- _DATA SUPPLIED_
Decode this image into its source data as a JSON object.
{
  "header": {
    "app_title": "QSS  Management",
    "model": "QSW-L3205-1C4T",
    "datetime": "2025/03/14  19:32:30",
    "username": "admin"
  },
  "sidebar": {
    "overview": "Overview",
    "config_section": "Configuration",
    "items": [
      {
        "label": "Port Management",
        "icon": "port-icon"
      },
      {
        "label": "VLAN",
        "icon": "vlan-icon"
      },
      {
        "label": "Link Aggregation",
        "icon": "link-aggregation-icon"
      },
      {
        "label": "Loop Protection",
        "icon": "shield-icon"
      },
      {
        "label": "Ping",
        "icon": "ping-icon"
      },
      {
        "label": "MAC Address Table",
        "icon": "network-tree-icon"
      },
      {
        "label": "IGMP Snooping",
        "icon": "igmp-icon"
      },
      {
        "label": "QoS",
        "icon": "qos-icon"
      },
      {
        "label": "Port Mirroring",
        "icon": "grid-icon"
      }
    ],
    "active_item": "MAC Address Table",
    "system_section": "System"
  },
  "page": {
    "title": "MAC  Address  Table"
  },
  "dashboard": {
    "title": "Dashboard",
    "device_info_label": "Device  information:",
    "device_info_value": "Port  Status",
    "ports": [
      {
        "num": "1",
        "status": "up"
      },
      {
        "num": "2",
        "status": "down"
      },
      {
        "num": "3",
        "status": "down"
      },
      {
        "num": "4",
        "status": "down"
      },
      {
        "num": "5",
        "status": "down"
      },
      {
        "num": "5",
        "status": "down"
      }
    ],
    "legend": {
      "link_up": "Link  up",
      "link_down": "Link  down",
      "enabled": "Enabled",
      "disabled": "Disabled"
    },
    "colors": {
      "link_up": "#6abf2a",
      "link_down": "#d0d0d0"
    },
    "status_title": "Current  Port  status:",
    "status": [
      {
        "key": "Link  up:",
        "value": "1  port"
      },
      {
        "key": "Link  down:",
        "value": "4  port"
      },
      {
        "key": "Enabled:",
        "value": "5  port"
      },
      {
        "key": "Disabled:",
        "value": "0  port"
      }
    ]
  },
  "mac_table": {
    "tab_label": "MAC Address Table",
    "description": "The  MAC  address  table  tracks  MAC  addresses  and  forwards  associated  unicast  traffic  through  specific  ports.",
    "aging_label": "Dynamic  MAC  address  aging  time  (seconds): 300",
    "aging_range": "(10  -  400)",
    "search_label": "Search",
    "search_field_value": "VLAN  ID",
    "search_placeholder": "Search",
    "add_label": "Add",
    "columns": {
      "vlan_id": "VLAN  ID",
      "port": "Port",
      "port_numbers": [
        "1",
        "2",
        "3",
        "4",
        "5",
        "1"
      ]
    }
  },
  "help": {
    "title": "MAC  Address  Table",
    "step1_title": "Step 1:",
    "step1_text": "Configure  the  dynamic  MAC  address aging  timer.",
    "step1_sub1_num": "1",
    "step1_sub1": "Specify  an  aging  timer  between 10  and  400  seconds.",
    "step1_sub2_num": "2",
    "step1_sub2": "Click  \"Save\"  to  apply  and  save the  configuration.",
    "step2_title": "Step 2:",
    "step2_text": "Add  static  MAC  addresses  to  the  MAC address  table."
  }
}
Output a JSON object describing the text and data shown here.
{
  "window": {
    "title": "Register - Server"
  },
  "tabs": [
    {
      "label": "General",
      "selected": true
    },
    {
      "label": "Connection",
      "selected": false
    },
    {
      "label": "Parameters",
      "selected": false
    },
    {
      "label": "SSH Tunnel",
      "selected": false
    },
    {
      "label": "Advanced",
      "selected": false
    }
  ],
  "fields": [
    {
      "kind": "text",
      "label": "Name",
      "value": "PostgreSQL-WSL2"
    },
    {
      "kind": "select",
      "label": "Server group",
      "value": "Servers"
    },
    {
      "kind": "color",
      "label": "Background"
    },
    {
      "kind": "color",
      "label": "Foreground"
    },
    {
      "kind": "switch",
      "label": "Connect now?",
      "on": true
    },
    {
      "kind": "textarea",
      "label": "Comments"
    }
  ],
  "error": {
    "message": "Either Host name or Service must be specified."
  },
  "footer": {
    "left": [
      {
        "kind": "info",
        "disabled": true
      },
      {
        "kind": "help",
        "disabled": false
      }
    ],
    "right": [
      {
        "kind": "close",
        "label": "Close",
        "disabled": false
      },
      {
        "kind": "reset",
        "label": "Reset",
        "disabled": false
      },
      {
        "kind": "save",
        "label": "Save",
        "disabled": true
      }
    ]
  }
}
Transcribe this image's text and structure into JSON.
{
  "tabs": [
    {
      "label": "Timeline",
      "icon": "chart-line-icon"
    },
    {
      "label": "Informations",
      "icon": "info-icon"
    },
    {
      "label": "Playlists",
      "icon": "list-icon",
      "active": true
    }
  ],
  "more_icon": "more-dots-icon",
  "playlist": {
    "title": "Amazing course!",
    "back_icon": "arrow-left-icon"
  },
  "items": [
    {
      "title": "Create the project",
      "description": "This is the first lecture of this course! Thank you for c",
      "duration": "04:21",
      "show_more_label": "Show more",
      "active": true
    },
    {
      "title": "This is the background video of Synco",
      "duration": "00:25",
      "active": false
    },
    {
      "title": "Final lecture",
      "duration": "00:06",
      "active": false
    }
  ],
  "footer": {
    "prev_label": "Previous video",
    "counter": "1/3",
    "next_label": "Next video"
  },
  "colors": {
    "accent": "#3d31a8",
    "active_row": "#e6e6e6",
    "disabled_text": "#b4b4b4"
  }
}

- _WHAT THE TASK REQUIRES_
Please repeat all the records above exactly as they appear.

- _WRITTEN SOLUTION_
Decode this image into its source data as a JSON object.
{
  "header": {
    "app_title": "QSS  Management",
    "model": "QSW-L3205-1C4T",
    "datetime": "2025/03/14  19:32:30",
    "username": "admin"
  },
  "sidebar": {
    "overview": "Overview",
    "config_section": "Configuration",
    "items": [
      {
        "label": "Port Management",
        "icon": "port-icon"
      },
      {
        "label": "VLAN",
        "icon": "vlan-icon"
      },
      {
        "label": "Link Aggregation",
        "icon": "link-aggregation-icon"
      },
      {
        "label": "Loop Protection",
        "icon": "shield-icon"
      },
      {
        "label": "Ping",
        "icon": "ping-icon"
      },
      {
        "label": "MAC Address Table",
        "icon": "network-tree-icon"
      },
      {
        "label": "IGMP Snooping",
        "icon": "igmp-icon"
      },
      {
        "label": "QoS",
        "icon": "qos-icon"
      },
      {
        "label": "Port Mirroring",
        "icon": "grid-icon"
      }
    ],
    "active_item": "MAC Address Table",
    "system_section": "System"
  },
  "page": {
    "title": "MAC  Address  Table"
  },
  "dashboard": {
    "title": "Dashboard",
    "device_info_label": "Device  information:",
    "device_info_value": "Port  Status",
    "ports": [
      {
        "num": "1",
        "status": "up"
      },
      {
        "num": "2",
        "status": "down"
      },
      {
        "num": "3",
        "status": "down"
      },
      {
        "num": "4",
        "status": "down"
      },
      {
        "num": "5",
        "status": "down"
      },
      {
        "num": "5",
        "status": "down"
      }
    ],
    "legend": {
      "link_up": "Link  up",
      "link_down": "Link  down",
      "enabled": "Enabled",
      "disabled": "Disabled"
    },
    "colors": {
      "link_up": "#6abf2a",
      "link_down": "#d0d0d0"
    },
    "status_title": "Current  Port  status:",
    "status": [
      {
        "key": "Link  up:",
        "value": "1  port"
      },
      {
        "key": "Link  down:",
        "value": "4  port"
      },
      {
        "key": "Enabled:",
        "value": "5  port"
      },
      {
        "key": "Disabled:",
        "value": "0  port"
      }
    ]
  },
  "mac_table": {
    "tab_label": "MAC Address Table",
    "description": "The  MAC  address  table  tracks  MAC  addresses  and  forwards  associated  unicast  traffic  through  specific  ports.",
    "aging_label": "Dynamic  MAC  address  aging  time  (seconds): 300",
    "aging_range": "(10  -  400)",
    "search_label": "Search",
    "search_field_value": "VLAN  ID",
    "search_placeholder": "Search",
    "add_label": "Add",
    "columns": {
      "vlan_id": "VLAN  ID",
      "port": "Port",
      "port_numbers": [
        "1",
        "2",
        "3",
        "4",
        "5",
        "1"
      ]
    }
  },
  "help": {
    "title": "MAC  Address  Table",
    "step1_title": "Step 1:",
    "step1_text": "Configure  the  dynamic  MAC  address aging  timer.",
    "step1_sub1_num": "1",
    "step1_sub1": "Specify  an  aging  timer  between 10  and  400  seconds.",
    "step1_sub2_num": "2",
    "step1_sub2": "Click  \"Save\"  to  apply  and  save the  configuration.",
    "step2_title": "Step 2:",
    "step2_text": "Add  static  MAC  addresses  to  the  MAC address  table."
  }
}
Output a JSON object describing the text and data shown here.
{
  "window": {
    "title": "Register - Server"
  },
  "tabs": [
    {
      "label": "General",
      "selected": true
    },
    {
      "label": "Connection",
      "selected": false
    },
    {
      "label": "Parameters",
      "selected": false
    },
    {
      "label": "SSH Tunnel",
      "selected": false
    },
    {
      "label": "Advanced",
      "selected": false
    }
  ],
  "fields": [
    {
      "kind": "text",
      "label": "Name",
      "value": "PostgreSQL-WSL2"
    },
    {
      "kind": "select",
      "label": "Server group",
      "value": "Servers"
    },
    {
      "kind": "color",
      "label": "Background"
    },
    {
      "kind": "color",
      "label": "Foreground"
    },
    {
      "kind": "switch",
      "label": "Connect now?",
      "on": true
    },
    {
      "kind": "textarea",
      "label": "Comments"
    }
  ],
  "error": {
    "message": "Either Host name or Service must be specified."
  },
  "footer": {
    "left": [
      {
        "kind": "info",
        "disabled": true
      },
      {
        "kind": "help",
        "disabled": false
      }
    ],
    "right": [
      {
        "kind": "close",
        "label": "Close",
        "disabled": false
      },
      {
        "kind": "reset",
        "label": "Reset",
        "disabled": false
      },
      {
        "kind": "save",
        "label": "Save",
        "disabled": true
      }
    ]
  }
}
Transcribe this image's text and structure into JSON.
{
  "tabs": [
    {
      "label": "Timeline",
      "icon": "chart-line-icon"
    },
    {
      "label": "Informations",
      "icon": "info-icon"
    },
    {
      "label": "Playlists",
      "icon": "list-icon",
      "active": true
    }
  ],
  "more_icon": "more-dots-icon",
  "playlist": {
    "title": "Amazing course!",
    "back_icon": "arrow-left-icon"
  },
  "items": [
    {
      "title": "Create the project",
      "description": "This is the first lecture of this course! Thank you for c",
      "duration": "04:21",
      "show_more_label": "Show more",
      "active": true
    },
    {
      "title": "This is the background video of Synco",
      "duration": "00:25",
      "active": false
    },
    {
      "title": "Final lecture",
      "duration": "00:06",
      "active": false
    }
  ],
  "footer": {
    "prev_label": "Previous video",
    "counter": "1/3",
    "next_label": "Next video"
  },
  "colors": {
    "accent": "#3d31a8",
    "active_row": "#e6e6e6",
    "disabled_text": "#b4b4b4"
  }
}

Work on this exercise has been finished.